## Entries from a visual dataset
......

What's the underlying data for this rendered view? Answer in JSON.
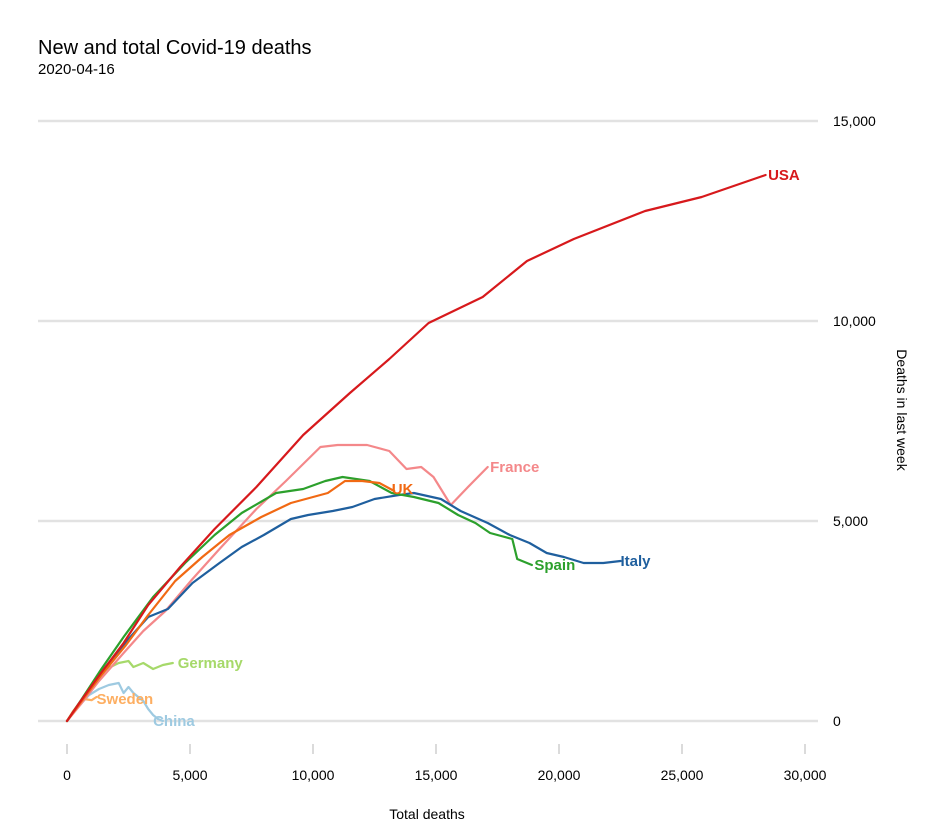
{
  "chart_data": {
    "type": "line",
    "title": "New and total Covid-19 deaths",
    "subtitle": "2020-04-16",
    "xlabel": "Total deaths",
    "ylabel": "Deaths in last week",
    "xlim": [
      -1200,
      30500
    ],
    "ylim": [
      -300,
      15000
    ],
    "x_ticks": [
      0,
      5000,
      10000,
      15000,
      20000,
      25000,
      30000
    ],
    "x_tick_labels": [
      "0",
      "5,000",
      "10,000",
      "15,000",
      "20,000",
      "25,000",
      "30,000"
    ],
    "y_ticks": [
      0,
      5000,
      10000,
      15000
    ],
    "y_tick_labels": [
      "0",
      "5,000",
      "10,000",
      "15,000"
    ],
    "y_axis_side": "right",
    "grid": "horizontal",
    "legend": "direct-labels",
    "series": [
      {
        "name": "USA",
        "color": "#d7191c",
        "points": [
          [
            0,
            0
          ],
          [
            500,
            450
          ],
          [
            1200,
            1050
          ],
          [
            2300,
            1950
          ],
          [
            3300,
            2900
          ],
          [
            4600,
            3850
          ],
          [
            6000,
            4800
          ],
          [
            7700,
            5850
          ],
          [
            9600,
            7150
          ],
          [
            11500,
            8200
          ],
          [
            13100,
            9050
          ],
          [
            14700,
            9950
          ],
          [
            16900,
            10600
          ],
          [
            18700,
            11500
          ],
          [
            20600,
            12050
          ],
          [
            23500,
            12750
          ],
          [
            25800,
            13100
          ],
          [
            28400,
            13650
          ]
        ]
      },
      {
        "name": "France",
        "color": "#f4888a",
        "points": [
          [
            0,
            0
          ],
          [
            600,
            450
          ],
          [
            1300,
            1000
          ],
          [
            2300,
            1700
          ],
          [
            3100,
            2250
          ],
          [
            4000,
            2750
          ],
          [
            5100,
            3550
          ],
          [
            6200,
            4300
          ],
          [
            7700,
            5300
          ],
          [
            8900,
            6000
          ],
          [
            10300,
            6850
          ],
          [
            11000,
            6900
          ],
          [
            12200,
            6900
          ],
          [
            13100,
            6750
          ],
          [
            13800,
            6300
          ],
          [
            14400,
            6350
          ],
          [
            14900,
            6100
          ],
          [
            15600,
            5400
          ],
          [
            16300,
            5850
          ],
          [
            17100,
            6350
          ]
        ]
      },
      {
        "name": "UK",
        "color": "#f16913",
        "points": [
          [
            0,
            0
          ],
          [
            600,
            500
          ],
          [
            1400,
            1150
          ],
          [
            2400,
            1900
          ],
          [
            3300,
            2650
          ],
          [
            4400,
            3500
          ],
          [
            5500,
            4100
          ],
          [
            6600,
            4650
          ],
          [
            7900,
            5100
          ],
          [
            9100,
            5450
          ],
          [
            10600,
            5700
          ],
          [
            11300,
            6000
          ],
          [
            12000,
            6000
          ],
          [
            12700,
            5950
          ],
          [
            13300,
            5750
          ]
        ]
      },
      {
        "name": "Spain",
        "color": "#2ca02c",
        "points": [
          [
            0,
            0
          ],
          [
            600,
            550
          ],
          [
            1400,
            1300
          ],
          [
            2300,
            2100
          ],
          [
            3500,
            3100
          ],
          [
            4800,
            3950
          ],
          [
            6000,
            4650
          ],
          [
            7100,
            5200
          ],
          [
            8500,
            5700
          ],
          [
            9600,
            5800
          ],
          [
            10500,
            6000
          ],
          [
            11200,
            6100
          ],
          [
            12300,
            6000
          ],
          [
            13200,
            5700
          ],
          [
            14100,
            5600
          ],
          [
            15100,
            5450
          ],
          [
            15900,
            5150
          ],
          [
            16600,
            4950
          ],
          [
            17200,
            4700
          ],
          [
            18100,
            4550
          ],
          [
            18300,
            4050
          ],
          [
            18900,
            3900
          ]
        ]
      },
      {
        "name": "Italy",
        "color": "#1f5f9e",
        "points": [
          [
            0,
            0
          ],
          [
            700,
            600
          ],
          [
            1500,
            1300
          ],
          [
            2500,
            2050
          ],
          [
            3300,
            2600
          ],
          [
            4100,
            2800
          ],
          [
            5100,
            3450
          ],
          [
            6200,
            3950
          ],
          [
            7100,
            4350
          ],
          [
            8000,
            4650
          ],
          [
            9100,
            5050
          ],
          [
            9800,
            5150
          ],
          [
            10800,
            5250
          ],
          [
            11600,
            5350
          ],
          [
            12500,
            5550
          ],
          [
            13500,
            5650
          ],
          [
            14100,
            5700
          ],
          [
            15200,
            5550
          ],
          [
            16000,
            5250
          ],
          [
            17100,
            4950
          ],
          [
            18000,
            4650
          ],
          [
            18800,
            4450
          ],
          [
            19500,
            4200
          ],
          [
            20200,
            4100
          ],
          [
            21000,
            3950
          ],
          [
            21800,
            3950
          ],
          [
            22500,
            4000
          ]
        ]
      },
      {
        "name": "Germany",
        "color": "#a6d96a",
        "points": [
          [
            0,
            0
          ],
          [
            500,
            400
          ],
          [
            900,
            800
          ],
          [
            1200,
            1000
          ],
          [
            1600,
            1300
          ],
          [
            2100,
            1450
          ],
          [
            2500,
            1500
          ],
          [
            2700,
            1350
          ],
          [
            3100,
            1450
          ],
          [
            3500,
            1300
          ],
          [
            3900,
            1400
          ],
          [
            4300,
            1450
          ]
        ]
      },
      {
        "name": "Sweden",
        "color": "#fdae61",
        "points": [
          [
            0,
            0
          ],
          [
            250,
            250
          ],
          [
            500,
            450
          ],
          [
            700,
            550
          ],
          [
            1000,
            520
          ],
          [
            1200,
            600
          ]
        ]
      },
      {
        "name": "China",
        "color": "#9ecae1",
        "points": [
          [
            0,
            0
          ],
          [
            400,
            320
          ],
          [
            900,
            650
          ],
          [
            1300,
            800
          ],
          [
            1700,
            900
          ],
          [
            2100,
            950
          ],
          [
            2300,
            700
          ],
          [
            2500,
            850
          ],
          [
            2700,
            700
          ],
          [
            2900,
            600
          ],
          [
            3100,
            500
          ],
          [
            3300,
            300
          ],
          [
            3500,
            150
          ],
          [
            3700,
            50
          ],
          [
            3900,
            0
          ]
        ]
      }
    ],
    "labels": [
      {
        "text": "USA",
        "x": 28500,
        "y": 13650,
        "color": "#d7191c"
      },
      {
        "text": "France",
        "x": 17200,
        "y": 6350,
        "color": "#f4888a"
      },
      {
        "text": "UK",
        "x": 13200,
        "y": 5800,
        "color": "#f16913"
      },
      {
        "text": "Spain",
        "x": 19000,
        "y": 3900,
        "color": "#2ca02c"
      },
      {
        "text": "Italy",
        "x": 22500,
        "y": 4000,
        "color": "#1f5f9e"
      },
      {
        "text": "Germany",
        "x": 4500,
        "y": 1450,
        "color": "#a6d96a"
      },
      {
        "text": "Sweden",
        "x": 1200,
        "y": 550,
        "color": "#fdae61"
      },
      {
        "text": "China",
        "x": 3500,
        "y": 0,
        "color": "#9ecae1"
      }
    ]
  }
}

......

Transcribe the preceding listing in its entirety and with exact wording, leaving out pictures.

What's the underlying data for this rendered view? Answer in JSON.
{
  "chart_data": {
    "type": "line",
    "title": "New and total Covid-19 deaths",
    "subtitle": "2020-04-16",
    "xlabel": "Total deaths",
    "ylabel": "Deaths in last week",
    "xlim": [
      -1200,
      30500
    ],
    "ylim": [
      -300,
      15000
    ],
    "x_ticks": [
      0,
      5000,
      10000,
      15000,
      20000,
      25000,
      30000
    ],
    "x_tick_labels": [
      "0",
      "5,000",
      "10,000",
      "15,000",
      "20,000",
      "25,000",
      "30,000"
    ],
    "y_ticks": [
      0,
      5000,
      10000,
      15000
    ],
    "y_tick_labels": [
      "0",
      "5,000",
      "10,000",
      "15,000"
    ],
    "y_axis_side": "right",
    "grid": "horizontal",
    "legend": "direct-labels",
    "series": [
      {
        "name": "USA",
        "color": "#d7191c",
        "points": [
          [
            0,
            0
          ],
          [
            500,
            450
          ],
          [
            1200,
            1050
          ],
          [
            2300,
            1950
          ],
          [
            3300,
            2900
          ],
          [
            4600,
            3850
          ],
          [
            6000,
            4800
          ],
          [
            7700,
            5850
          ],
          [
            9600,
            7150
          ],
          [
            11500,
            8200
          ],
          [
            13100,
            9050
          ],
          [
            14700,
            9950
          ],
          [
            16900,
            10600
          ],
          [
            18700,
            11500
          ],
          [
            20600,
            12050
          ],
          [
            23500,
            12750
          ],
          [
            25800,
            13100
          ],
          [
            28400,
            13650
          ]
        ]
      },
      {
        "name": "France",
        "color": "#f4888a",
        "points": [
          [
            0,
            0
          ],
          [
            600,
            450
          ],
          [
            1300,
            1000
          ],
          [
            2300,
            1700
          ],
          [
            3100,
            2250
          ],
          [
            4000,
            2750
          ],
          [
            5100,
            3550
          ],
          [
            6200,
            4300
          ],
          [
            7700,
            5300
          ],
          [
            8900,
            6000
          ],
          [
            10300,
            6850
          ],
          [
            11000,
            6900
          ],
          [
            12200,
            6900
          ],
          [
            13100,
            6750
          ],
          [
            13800,
            6300
          ],
          [
            14400,
            6350
          ],
          [
            14900,
            6100
          ],
          [
            15600,
            5400
          ],
          [
            16300,
            5850
          ],
          [
            17100,
            6350
          ]
        ]
      },
      {
        "name": "UK",
        "color": "#f16913",
        "points": [
          [
            0,
            0
          ],
          [
            600,
            500
          ],
          [
            1400,
            1150
          ],
          [
            2400,
            1900
          ],
          [
            3300,
            2650
          ],
          [
            4400,
            3500
          ],
          [
            5500,
            4100
          ],
          [
            6600,
            4650
          ],
          [
            7900,
            5100
          ],
          [
            9100,
            5450
          ],
          [
            10600,
            5700
          ],
          [
            11300,
            6000
          ],
          [
            12000,
            6000
          ],
          [
            12700,
            5950
          ],
          [
            13300,
            5750
          ]
        ]
      },
      {
        "name": "Spain",
        "color": "#2ca02c",
        "points": [
          [
            0,
            0
          ],
          [
            600,
            550
          ],
          [
            1400,
            1300
          ],
          [
            2300,
            2100
          ],
          [
            3500,
            3100
          ],
          [
            4800,
            3950
          ],
          [
            6000,
            4650
          ],
          [
            7100,
            5200
          ],
          [
            8500,
            5700
          ],
          [
            9600,
            5800
          ],
          [
            10500,
            6000
          ],
          [
            11200,
            6100
          ],
          [
            12300,
            6000
          ],
          [
            13200,
            5700
          ],
          [
            14100,
            5600
          ],
          [
            15100,
            5450
          ],
          [
            15900,
            5150
          ],
          [
            16600,
            4950
          ],
          [
            17200,
            4700
          ],
          [
            18100,
            4550
          ],
          [
            18300,
            4050
          ],
          [
            18900,
            3900
          ]
        ]
      },
      {
        "name": "Italy",
        "color": "#1f5f9e",
        "points": [
          [
            0,
            0
          ],
          [
            700,
            600
          ],
          [
            1500,
            1300
          ],
          [
            2500,
            2050
          ],
          [
            3300,
            2600
          ],
          [
            4100,
            2800
          ],
          [
            5100,
            3450
          ],
          [
            6200,
            3950
          ],
          [
            7100,
            4350
          ],
          [
            8000,
            4650
          ],
          [
            9100,
            5050
          ],
          [
            9800,
            5150
          ],
          [
            10800,
            5250
          ],
          [
            11600,
            5350
          ],
          [
            12500,
            5550
          ],
          [
            13500,
            5650
          ],
          [
            14100,
            5700
          ],
          [
            15200,
            5550
          ],
          [
            16000,
            5250
          ],
          [
            17100,
            4950
          ],
          [
            18000,
            4650
          ],
          [
            18800,
            4450
          ],
          [
            19500,
            4200
          ],
          [
            20200,
            4100
          ],
          [
            21000,
            3950
          ],
          [
            21800,
            3950
          ],
          [
            22500,
            4000
          ]
        ]
      },
      {
        "name": "Germany",
        "color": "#a6d96a",
        "points": [
          [
            0,
            0
          ],
          [
            500,
            400
          ],
          [
            900,
            800
          ],
          [
            1200,
            1000
          ],
          [
            1600,
            1300
          ],
          [
            2100,
            1450
          ],
          [
            2500,
            1500
          ],
          [
            2700,
            1350
          ],
          [
            3100,
            1450
          ],
          [
            3500,
            1300
          ],
          [
            3900,
            1400
          ],
          [
            4300,
            1450
          ]
        ]
      },
      {
        "name": "Sweden",
        "color": "#fdae61",
        "points": [
          [
            0,
            0
          ],
          [
            250,
            250
          ],
          [
            500,
            450
          ],
          [
            700,
            550
          ],
          [
            1000,
            520
          ],
          [
            1200,
            600
          ]
        ]
      },
      {
        "name": "China",
        "color": "#9ecae1",
        "points": [
          [
            0,
            0
          ],
          [
            400,
            320
          ],
          [
            900,
            650
          ],
          [
            1300,
            800
          ],
          [
            1700,
            900
          ],
          [
            2100,
            950
          ],
          [
            2300,
            700
          ],
          [
            2500,
            850
          ],
          [
            2700,
            700
          ],
          [
            2900,
            600
          ],
          [
            3100,
            500
          ],
          [
            3300,
            300
          ],
          [
            3500,
            150
          ],
          [
            3700,
            50
          ],
          [
            3900,
            0
          ]
        ]
      }
    ],
    "labels": [
      {
        "text": "USA",
        "x": 28500,
        "y": 13650,
        "color": "#d7191c"
      },
      {
        "text": "France",
        "x": 17200,
        "y": 6350,
        "color": "#f4888a"
      },
      {
        "text": "UK",
        "x": 13200,
        "y": 5800,
        "color": "#f16913"
      },
      {
        "text": "Spain",
        "x": 19000,
        "y": 3900,
        "color": "#2ca02c"
      },
      {
        "text": "Italy",
        "x": 22500,
        "y": 4000,
        "color": "#1f5f9e"
      },
      {
        "text": "Germany",
        "x": 4500,
        "y": 1450,
        "color": "#a6d96a"
      },
      {
        "text": "Sweden",
        "x": 1200,
        "y": 550,
        "color": "#fdae61"
      },
      {
        "text": "China",
        "x": 3500,
        "y": 0,
        "color": "#9ecae1"
      }
    ]
  }
}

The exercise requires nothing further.